> **Your task**: Omitting all pictures, print the lines of the listing from the one containing "What data populates" through the final line, both ends included, with no other text.

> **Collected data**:

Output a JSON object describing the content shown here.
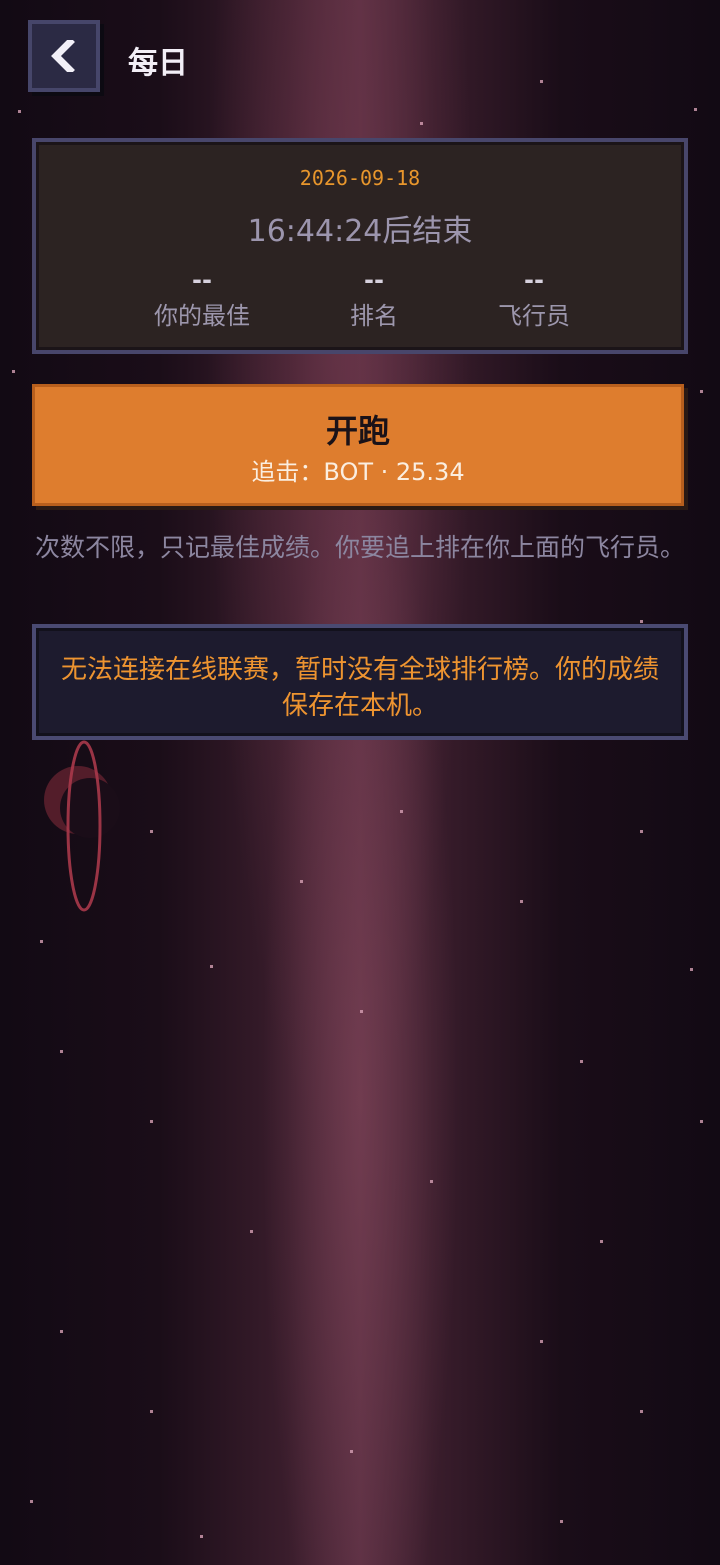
{
  "header": {
    "back_icon": "chevron-left-icon",
    "title": "每日"
  },
  "daily": {
    "date": "2026-09-18",
    "countdown": "16:44:24后结束",
    "stats": [
      {
        "value": "--",
        "label": "你的最佳"
      },
      {
        "value": "--",
        "label": "排名"
      },
      {
        "value": "--",
        "label": "飞行员"
      }
    ]
  },
  "start": {
    "label": "开跑",
    "sub": "追击：BOT · 25.34"
  },
  "hint": "次数不限，只记最佳成绩。你要追上排在你上面的飞行员。",
  "warning": "无法连接在线联赛，暂时没有全球排行榜。你的成绩保存在本机。",
  "colors": {
    "accent_orange": "#de7d2e",
    "date_orange": "#e8962c",
    "panel_border": "#48466b",
    "background": "#140a16"
  }
}
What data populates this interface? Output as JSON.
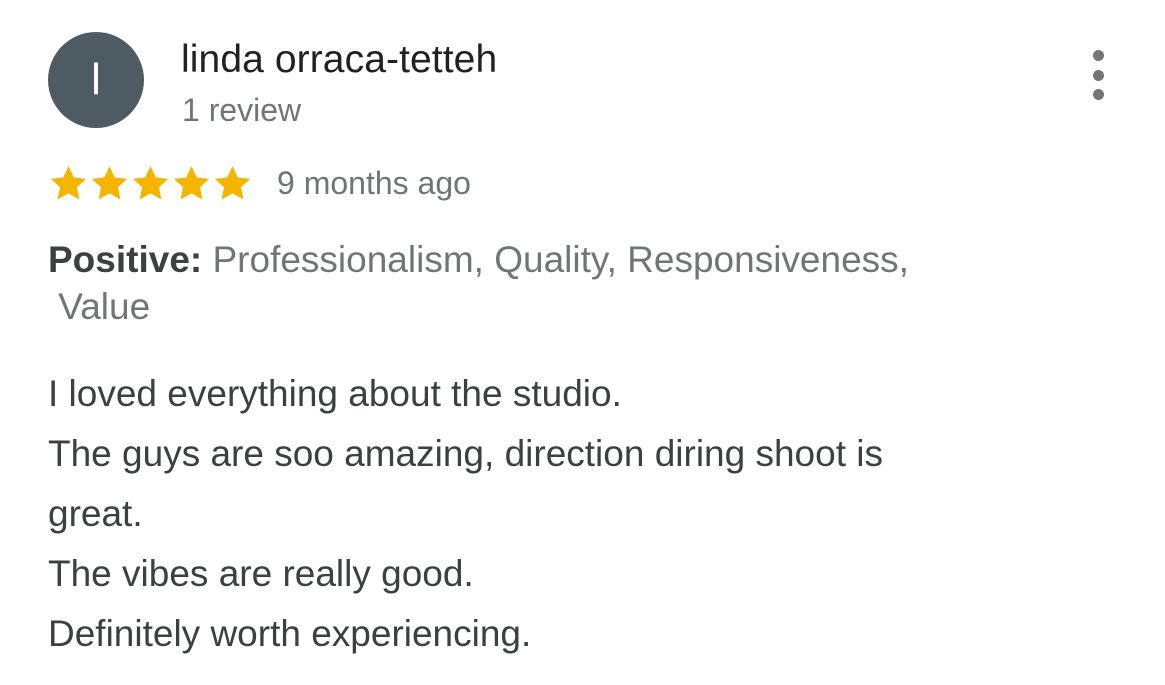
{
  "reviewer": {
    "avatar_initial": "l",
    "avatar_color": "#4f5b62",
    "name": "linda orraca-tetteh",
    "review_count": "1 review"
  },
  "menu": {
    "icon": "more-vert-icon"
  },
  "rating": {
    "stars": 5,
    "max_stars": 5,
    "star_color": "#f4b400",
    "star_icon": "star-icon",
    "timestamp": "9 months ago"
  },
  "highlights": {
    "label": "Positive:",
    "line1": " Professionalism, Quality, Responsiveness,",
    "line2": " Value"
  },
  "review": {
    "lines": [
      "I loved everything about the studio.",
      "The guys are soo amazing, direction diring shoot is",
      "great.",
      "The vibes are really good.",
      "Definitely worth experiencing."
    ]
  }
}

> **Answer to this exercise**:
What data populates this interface? Output as JSON.
{
  "reviewer": {
    "avatar_initial": "l",
    "avatar_color": "#4f5b62",
    "name": "linda orraca-tetteh",
    "review_count": "1 review"
  },
  "menu": {
    "icon": "more-vert-icon"
  },
  "rating": {
    "stars": 5,
    "max_stars": 5,
    "star_color": "#f4b400",
    "star_icon": "star-icon",
    "timestamp": "9 months ago"
  },
  "highlights": {
    "label": "Positive:",
    "line1": " Professionalism, Quality, Responsiveness,",
    "line2": " Value"
  },
  "review": {
    "lines": [
      "I loved everything about the studio.",
      "The guys are soo amazing, direction diring shoot is",
      "great.",
      "The vibes are really good.",
      "Definitely worth experiencing."
    ]
  }
}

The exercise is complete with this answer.